WRITTEN EXERCISE:
Your task is to locate every line holding the string "icon" and to copy each of them.

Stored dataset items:
++++++

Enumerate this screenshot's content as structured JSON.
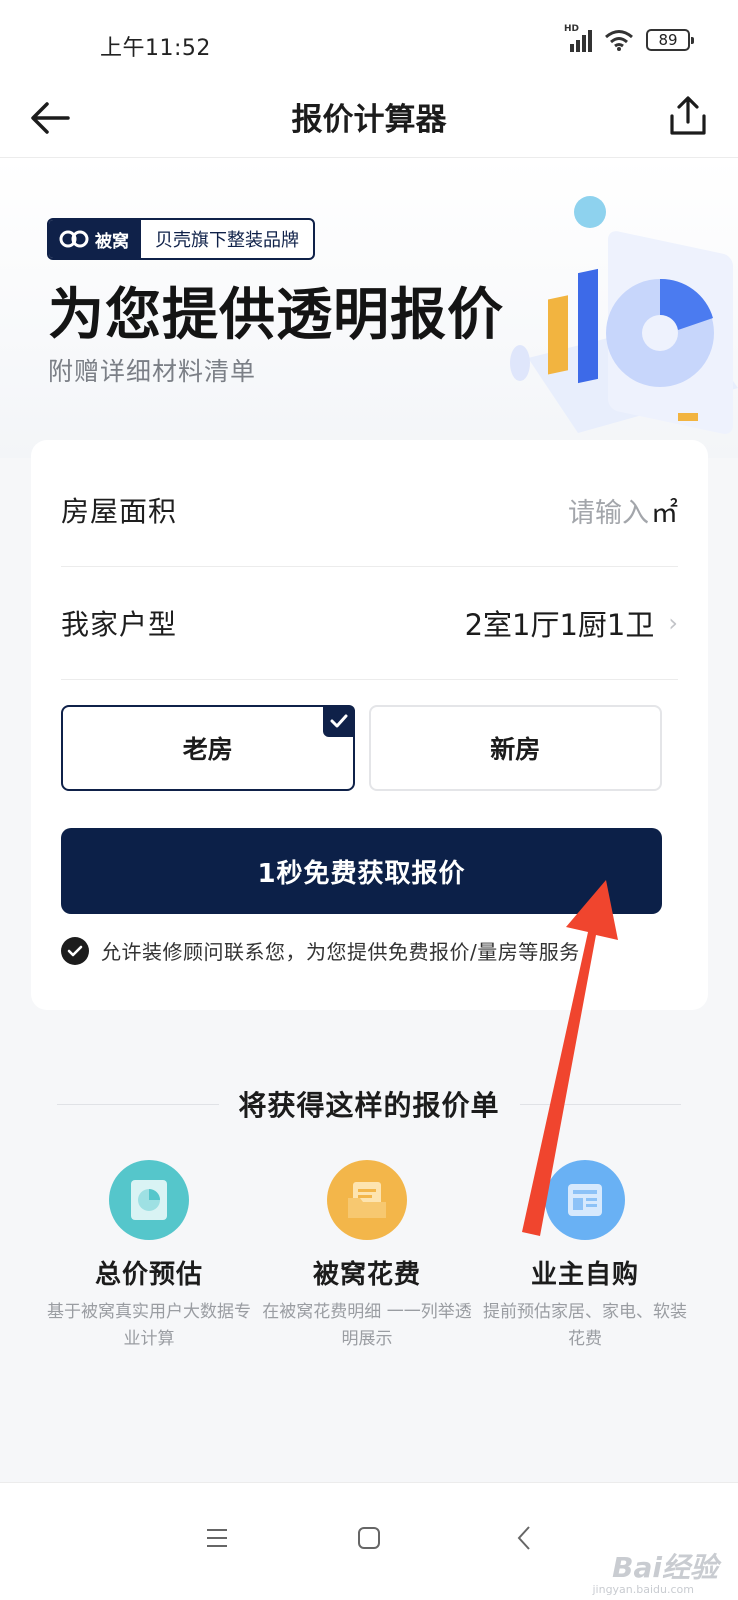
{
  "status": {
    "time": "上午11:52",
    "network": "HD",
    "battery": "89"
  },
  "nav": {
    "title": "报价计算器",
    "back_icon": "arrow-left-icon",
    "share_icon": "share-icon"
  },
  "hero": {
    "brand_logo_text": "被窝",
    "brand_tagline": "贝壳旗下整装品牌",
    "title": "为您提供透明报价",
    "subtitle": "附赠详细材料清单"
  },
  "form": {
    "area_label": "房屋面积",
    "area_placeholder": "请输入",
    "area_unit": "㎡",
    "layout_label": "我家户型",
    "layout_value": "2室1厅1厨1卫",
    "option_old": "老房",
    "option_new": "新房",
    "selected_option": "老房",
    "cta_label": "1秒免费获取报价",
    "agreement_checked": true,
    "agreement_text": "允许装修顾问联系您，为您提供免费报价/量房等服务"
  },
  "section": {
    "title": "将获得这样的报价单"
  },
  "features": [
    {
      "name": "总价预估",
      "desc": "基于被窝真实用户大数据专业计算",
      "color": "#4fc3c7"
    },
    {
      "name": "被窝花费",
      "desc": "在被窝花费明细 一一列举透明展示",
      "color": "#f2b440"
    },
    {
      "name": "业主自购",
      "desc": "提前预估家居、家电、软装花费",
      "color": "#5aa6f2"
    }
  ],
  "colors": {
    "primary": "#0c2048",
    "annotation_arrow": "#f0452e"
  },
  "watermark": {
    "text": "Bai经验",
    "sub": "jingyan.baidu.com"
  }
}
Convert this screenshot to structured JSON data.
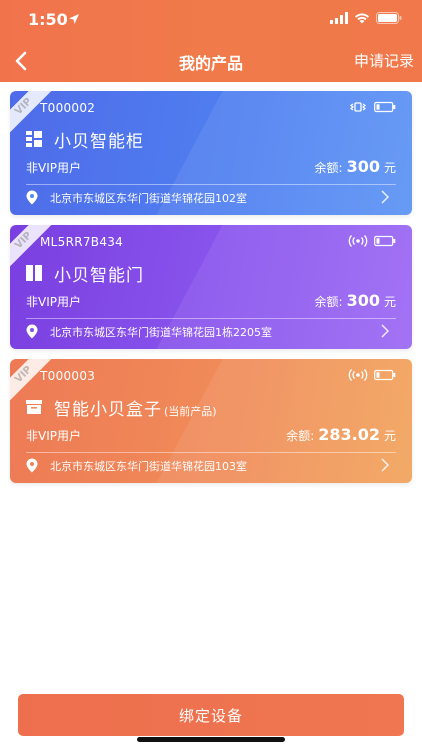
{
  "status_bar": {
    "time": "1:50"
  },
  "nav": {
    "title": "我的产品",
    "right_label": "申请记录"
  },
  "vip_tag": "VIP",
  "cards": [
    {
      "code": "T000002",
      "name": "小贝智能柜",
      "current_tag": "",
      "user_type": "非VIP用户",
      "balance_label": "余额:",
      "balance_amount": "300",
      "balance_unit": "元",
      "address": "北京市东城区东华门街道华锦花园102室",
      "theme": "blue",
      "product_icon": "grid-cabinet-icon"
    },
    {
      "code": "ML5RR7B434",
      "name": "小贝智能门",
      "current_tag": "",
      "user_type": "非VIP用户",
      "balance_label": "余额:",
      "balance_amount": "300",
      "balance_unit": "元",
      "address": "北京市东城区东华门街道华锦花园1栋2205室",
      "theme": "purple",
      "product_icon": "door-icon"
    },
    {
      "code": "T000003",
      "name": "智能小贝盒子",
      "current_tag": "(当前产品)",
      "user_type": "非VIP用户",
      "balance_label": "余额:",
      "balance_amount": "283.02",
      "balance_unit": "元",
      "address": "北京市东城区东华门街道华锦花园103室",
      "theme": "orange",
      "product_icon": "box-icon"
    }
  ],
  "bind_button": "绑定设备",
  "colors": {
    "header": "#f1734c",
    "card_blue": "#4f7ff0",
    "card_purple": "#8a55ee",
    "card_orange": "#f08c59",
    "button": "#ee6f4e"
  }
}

++++++

SOLUTION TO THE EXERCISE:
    "back_icon": "arrow-left-icon",
    "share_icon": "share-icon"
      "product_icon": "grid-cabinet-icon"
      "product_icon": "door-icon"
      "product_icon": "box-icon"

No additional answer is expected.